## [Stated goal]
Set out every line bearing the string "position".
........
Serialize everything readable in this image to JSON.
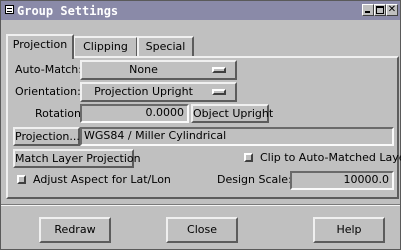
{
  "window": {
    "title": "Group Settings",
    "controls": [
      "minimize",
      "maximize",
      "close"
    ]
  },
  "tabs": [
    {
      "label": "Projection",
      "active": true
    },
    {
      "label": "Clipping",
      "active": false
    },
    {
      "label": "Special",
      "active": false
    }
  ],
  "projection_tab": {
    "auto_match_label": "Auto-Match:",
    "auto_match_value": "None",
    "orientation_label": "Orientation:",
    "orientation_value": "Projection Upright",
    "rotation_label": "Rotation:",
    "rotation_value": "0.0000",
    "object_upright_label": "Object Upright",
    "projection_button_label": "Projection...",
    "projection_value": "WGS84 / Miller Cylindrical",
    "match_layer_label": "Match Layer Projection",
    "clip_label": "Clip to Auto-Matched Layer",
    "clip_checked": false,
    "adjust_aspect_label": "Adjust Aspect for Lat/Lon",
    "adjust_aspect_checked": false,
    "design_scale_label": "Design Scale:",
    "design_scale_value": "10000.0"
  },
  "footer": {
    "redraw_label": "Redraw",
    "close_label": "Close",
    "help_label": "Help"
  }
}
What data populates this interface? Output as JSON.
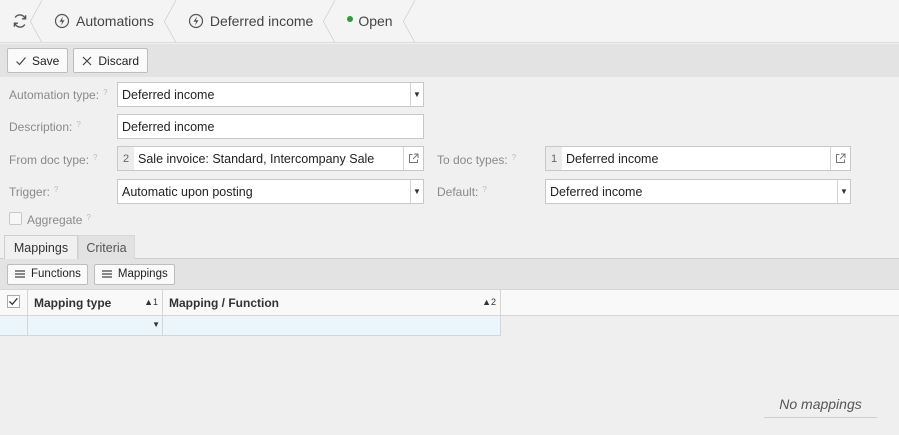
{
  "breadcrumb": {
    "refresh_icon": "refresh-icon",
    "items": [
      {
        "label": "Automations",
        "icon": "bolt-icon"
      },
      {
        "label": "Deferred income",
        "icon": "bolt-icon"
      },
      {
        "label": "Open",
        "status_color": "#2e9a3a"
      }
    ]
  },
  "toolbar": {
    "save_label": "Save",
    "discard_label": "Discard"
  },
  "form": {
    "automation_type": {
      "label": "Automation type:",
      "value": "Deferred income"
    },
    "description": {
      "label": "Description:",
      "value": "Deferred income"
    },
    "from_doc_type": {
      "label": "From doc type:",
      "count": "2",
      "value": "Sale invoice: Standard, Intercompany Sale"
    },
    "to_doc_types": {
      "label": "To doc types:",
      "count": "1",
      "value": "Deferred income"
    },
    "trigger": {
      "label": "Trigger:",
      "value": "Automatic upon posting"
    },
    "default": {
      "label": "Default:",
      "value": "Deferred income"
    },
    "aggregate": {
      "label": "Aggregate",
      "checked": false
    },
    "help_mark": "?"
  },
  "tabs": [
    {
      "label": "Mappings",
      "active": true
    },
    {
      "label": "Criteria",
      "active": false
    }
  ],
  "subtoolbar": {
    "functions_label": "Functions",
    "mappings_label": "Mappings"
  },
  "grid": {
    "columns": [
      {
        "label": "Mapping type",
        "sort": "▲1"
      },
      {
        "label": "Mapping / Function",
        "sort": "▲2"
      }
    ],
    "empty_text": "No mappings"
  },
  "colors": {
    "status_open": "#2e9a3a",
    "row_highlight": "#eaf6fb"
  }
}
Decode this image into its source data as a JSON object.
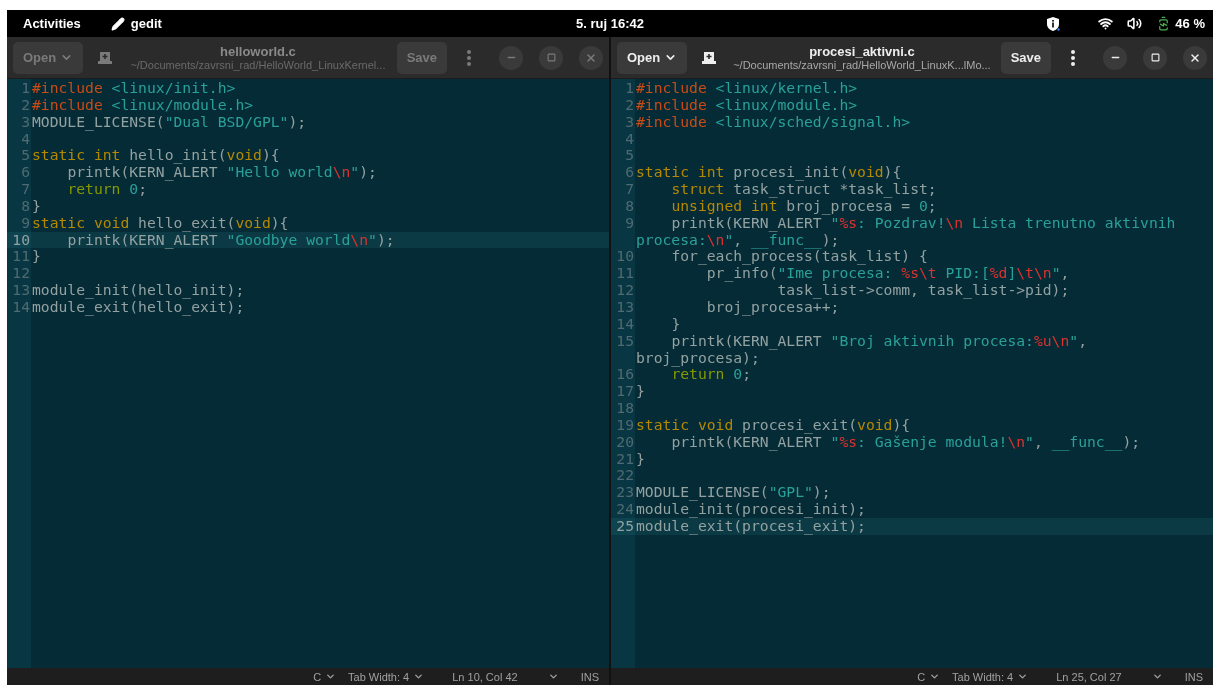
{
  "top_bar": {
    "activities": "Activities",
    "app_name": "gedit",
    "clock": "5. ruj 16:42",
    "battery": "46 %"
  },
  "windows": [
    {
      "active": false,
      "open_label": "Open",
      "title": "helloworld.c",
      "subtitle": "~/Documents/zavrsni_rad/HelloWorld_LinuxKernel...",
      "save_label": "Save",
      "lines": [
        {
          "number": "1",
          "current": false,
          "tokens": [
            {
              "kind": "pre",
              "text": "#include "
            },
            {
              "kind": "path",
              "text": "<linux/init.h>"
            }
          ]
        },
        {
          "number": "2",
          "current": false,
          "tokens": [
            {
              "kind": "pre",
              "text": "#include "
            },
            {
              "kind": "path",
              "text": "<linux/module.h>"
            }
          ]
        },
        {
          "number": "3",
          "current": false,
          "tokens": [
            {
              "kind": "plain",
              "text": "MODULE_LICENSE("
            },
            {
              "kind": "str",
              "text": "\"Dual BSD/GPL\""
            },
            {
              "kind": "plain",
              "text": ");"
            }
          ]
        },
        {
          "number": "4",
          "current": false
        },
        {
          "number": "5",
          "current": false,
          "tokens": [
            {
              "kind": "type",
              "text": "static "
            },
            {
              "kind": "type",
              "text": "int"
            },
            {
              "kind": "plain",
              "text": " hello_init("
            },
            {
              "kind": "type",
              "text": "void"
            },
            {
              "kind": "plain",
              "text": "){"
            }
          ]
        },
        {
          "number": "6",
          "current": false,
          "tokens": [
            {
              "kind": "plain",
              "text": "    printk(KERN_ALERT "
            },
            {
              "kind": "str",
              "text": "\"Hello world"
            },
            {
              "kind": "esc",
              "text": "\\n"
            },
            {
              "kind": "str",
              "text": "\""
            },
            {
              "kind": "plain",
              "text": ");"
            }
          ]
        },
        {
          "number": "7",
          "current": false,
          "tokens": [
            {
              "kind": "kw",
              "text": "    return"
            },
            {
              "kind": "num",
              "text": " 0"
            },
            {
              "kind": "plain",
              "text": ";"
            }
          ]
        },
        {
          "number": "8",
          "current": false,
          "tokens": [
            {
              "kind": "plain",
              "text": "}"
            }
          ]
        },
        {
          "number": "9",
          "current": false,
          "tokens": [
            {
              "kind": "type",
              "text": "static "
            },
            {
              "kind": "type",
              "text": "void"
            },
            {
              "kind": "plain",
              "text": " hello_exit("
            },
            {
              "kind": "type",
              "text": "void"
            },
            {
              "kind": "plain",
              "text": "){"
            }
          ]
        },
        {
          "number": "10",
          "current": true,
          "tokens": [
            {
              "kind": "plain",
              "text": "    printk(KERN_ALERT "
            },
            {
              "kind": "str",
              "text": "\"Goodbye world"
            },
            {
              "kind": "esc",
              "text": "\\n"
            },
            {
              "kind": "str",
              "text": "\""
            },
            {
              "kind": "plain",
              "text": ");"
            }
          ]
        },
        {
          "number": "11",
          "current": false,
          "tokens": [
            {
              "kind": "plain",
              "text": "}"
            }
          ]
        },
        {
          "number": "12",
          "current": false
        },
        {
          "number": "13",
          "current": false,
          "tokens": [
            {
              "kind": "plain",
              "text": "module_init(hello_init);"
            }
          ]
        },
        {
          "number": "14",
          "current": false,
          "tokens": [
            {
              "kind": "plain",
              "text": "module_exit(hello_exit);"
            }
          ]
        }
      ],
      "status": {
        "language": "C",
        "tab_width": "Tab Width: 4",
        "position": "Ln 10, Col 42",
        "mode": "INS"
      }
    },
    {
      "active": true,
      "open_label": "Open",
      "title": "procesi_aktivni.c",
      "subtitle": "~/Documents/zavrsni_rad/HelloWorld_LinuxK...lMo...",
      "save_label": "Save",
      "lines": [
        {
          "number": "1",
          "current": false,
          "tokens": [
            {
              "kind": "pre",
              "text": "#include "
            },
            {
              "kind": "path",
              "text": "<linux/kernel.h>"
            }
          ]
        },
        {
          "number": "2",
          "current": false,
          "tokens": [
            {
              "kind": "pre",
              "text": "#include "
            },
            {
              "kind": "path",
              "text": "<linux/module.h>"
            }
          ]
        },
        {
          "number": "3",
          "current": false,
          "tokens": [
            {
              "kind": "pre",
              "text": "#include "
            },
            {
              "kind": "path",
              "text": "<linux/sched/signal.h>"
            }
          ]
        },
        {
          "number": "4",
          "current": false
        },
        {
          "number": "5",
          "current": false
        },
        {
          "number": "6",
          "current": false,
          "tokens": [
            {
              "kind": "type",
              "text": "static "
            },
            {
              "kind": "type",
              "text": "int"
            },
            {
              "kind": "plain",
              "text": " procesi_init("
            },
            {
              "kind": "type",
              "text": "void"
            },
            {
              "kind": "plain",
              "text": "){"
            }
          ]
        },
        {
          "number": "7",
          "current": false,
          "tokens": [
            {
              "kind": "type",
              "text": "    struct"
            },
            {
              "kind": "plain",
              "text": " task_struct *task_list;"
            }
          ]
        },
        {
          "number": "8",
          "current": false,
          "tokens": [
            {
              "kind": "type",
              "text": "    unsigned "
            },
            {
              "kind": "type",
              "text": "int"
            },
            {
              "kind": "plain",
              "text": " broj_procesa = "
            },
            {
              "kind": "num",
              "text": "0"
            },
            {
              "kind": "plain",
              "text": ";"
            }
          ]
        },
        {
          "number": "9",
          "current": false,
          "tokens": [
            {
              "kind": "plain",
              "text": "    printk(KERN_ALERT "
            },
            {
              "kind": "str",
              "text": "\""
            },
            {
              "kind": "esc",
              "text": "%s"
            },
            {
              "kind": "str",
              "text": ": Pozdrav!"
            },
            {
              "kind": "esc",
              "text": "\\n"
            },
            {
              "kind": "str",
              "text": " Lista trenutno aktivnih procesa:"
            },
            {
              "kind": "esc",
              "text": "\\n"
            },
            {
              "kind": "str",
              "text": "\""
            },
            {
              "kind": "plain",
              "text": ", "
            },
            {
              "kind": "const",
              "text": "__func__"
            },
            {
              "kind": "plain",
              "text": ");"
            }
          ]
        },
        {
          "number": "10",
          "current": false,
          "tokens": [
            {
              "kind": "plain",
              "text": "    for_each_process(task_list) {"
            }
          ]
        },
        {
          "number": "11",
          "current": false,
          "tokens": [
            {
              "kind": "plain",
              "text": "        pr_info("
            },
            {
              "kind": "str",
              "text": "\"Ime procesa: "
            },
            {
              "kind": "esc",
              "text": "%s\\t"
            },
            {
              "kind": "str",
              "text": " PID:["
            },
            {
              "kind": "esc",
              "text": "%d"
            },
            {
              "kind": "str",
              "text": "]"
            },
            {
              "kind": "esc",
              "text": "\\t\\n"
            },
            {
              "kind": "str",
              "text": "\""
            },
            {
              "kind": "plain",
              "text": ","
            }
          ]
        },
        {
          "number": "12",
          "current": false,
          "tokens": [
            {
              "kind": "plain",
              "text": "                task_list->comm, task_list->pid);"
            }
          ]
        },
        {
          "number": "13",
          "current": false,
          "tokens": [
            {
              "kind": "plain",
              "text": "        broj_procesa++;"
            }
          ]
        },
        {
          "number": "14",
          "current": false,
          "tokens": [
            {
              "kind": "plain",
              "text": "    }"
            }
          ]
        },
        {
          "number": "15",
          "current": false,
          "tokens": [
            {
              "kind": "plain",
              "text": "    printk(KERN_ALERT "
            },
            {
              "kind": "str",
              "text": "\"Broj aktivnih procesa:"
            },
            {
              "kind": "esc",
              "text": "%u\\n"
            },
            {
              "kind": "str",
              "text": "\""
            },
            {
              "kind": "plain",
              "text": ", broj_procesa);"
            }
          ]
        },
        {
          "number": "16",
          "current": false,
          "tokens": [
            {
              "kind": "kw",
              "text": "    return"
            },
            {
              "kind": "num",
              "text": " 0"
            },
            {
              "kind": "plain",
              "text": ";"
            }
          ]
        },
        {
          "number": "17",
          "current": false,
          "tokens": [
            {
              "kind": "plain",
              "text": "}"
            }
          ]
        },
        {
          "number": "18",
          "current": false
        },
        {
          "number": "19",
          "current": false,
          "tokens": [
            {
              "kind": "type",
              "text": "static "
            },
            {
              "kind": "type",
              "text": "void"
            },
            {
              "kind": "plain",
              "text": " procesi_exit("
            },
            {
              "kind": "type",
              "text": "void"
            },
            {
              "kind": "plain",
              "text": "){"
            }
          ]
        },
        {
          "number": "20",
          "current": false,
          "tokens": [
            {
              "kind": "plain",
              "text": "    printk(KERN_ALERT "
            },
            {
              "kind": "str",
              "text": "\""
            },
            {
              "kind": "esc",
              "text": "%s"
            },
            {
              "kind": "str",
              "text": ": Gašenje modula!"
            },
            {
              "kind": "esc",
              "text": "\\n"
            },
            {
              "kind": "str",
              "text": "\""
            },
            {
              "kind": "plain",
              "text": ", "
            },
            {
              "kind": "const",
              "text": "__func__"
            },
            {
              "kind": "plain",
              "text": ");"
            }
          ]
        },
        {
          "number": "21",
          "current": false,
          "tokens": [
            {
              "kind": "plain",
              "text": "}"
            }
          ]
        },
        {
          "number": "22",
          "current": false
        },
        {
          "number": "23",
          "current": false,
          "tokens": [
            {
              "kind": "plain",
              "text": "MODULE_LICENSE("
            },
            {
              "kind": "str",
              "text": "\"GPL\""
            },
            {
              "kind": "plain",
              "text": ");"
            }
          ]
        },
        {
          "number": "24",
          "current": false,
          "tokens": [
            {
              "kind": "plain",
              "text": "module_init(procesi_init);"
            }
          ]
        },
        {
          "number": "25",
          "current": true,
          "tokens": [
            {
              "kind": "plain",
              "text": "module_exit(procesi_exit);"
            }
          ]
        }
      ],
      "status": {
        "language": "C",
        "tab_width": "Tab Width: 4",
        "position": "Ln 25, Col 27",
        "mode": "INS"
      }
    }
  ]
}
........
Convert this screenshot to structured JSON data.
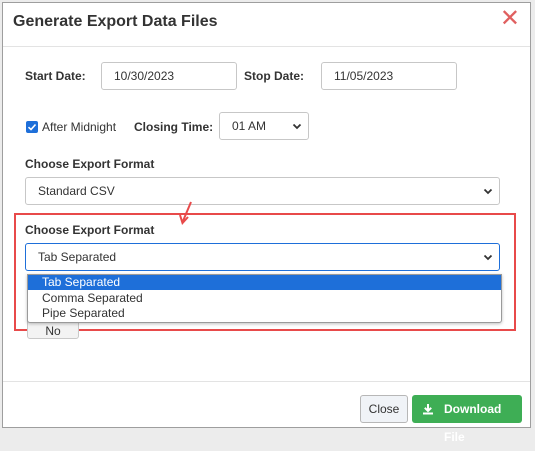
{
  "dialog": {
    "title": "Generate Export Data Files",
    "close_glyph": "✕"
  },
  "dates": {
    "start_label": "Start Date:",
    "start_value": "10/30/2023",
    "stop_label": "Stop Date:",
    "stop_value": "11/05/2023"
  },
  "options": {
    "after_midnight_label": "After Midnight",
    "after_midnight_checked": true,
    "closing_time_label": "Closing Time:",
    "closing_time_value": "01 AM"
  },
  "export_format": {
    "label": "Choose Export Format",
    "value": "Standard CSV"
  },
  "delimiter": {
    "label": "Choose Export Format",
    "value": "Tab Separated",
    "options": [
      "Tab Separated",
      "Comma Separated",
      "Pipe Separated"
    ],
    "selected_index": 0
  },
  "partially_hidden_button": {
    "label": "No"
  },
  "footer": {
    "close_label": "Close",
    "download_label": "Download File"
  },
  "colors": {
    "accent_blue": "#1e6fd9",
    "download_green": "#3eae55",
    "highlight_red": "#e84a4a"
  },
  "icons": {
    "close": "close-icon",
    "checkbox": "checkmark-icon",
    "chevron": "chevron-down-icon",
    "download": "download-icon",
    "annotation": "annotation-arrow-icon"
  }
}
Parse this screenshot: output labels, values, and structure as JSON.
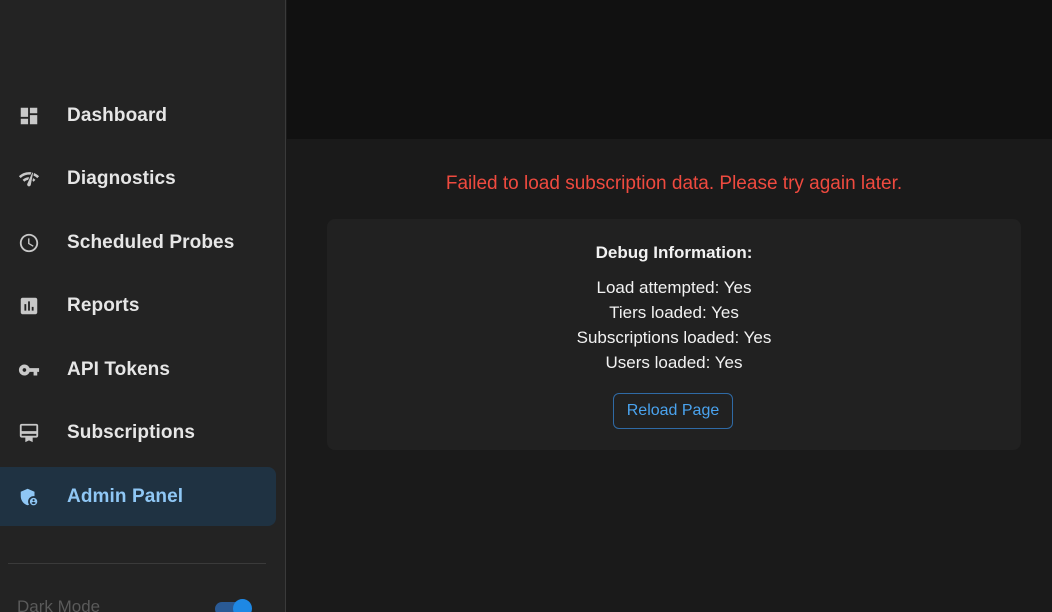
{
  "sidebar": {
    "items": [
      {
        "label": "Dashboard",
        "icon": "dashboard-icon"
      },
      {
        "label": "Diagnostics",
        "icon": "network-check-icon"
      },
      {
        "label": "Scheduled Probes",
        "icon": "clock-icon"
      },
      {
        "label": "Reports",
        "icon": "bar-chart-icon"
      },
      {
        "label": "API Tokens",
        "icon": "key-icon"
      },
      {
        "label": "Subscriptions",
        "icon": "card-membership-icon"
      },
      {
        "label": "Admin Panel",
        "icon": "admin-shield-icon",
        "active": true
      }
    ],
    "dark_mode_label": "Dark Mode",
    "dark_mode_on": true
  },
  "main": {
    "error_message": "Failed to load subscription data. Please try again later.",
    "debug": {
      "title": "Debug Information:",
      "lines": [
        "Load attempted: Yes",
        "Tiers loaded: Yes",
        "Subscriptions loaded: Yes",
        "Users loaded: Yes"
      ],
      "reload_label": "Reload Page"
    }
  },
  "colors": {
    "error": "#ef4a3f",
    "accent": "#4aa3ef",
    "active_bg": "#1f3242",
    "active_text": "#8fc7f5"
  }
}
........
## [Output below]
        "position": "Ln 10, Col 42",
        "position": "Ln 25, Col 27",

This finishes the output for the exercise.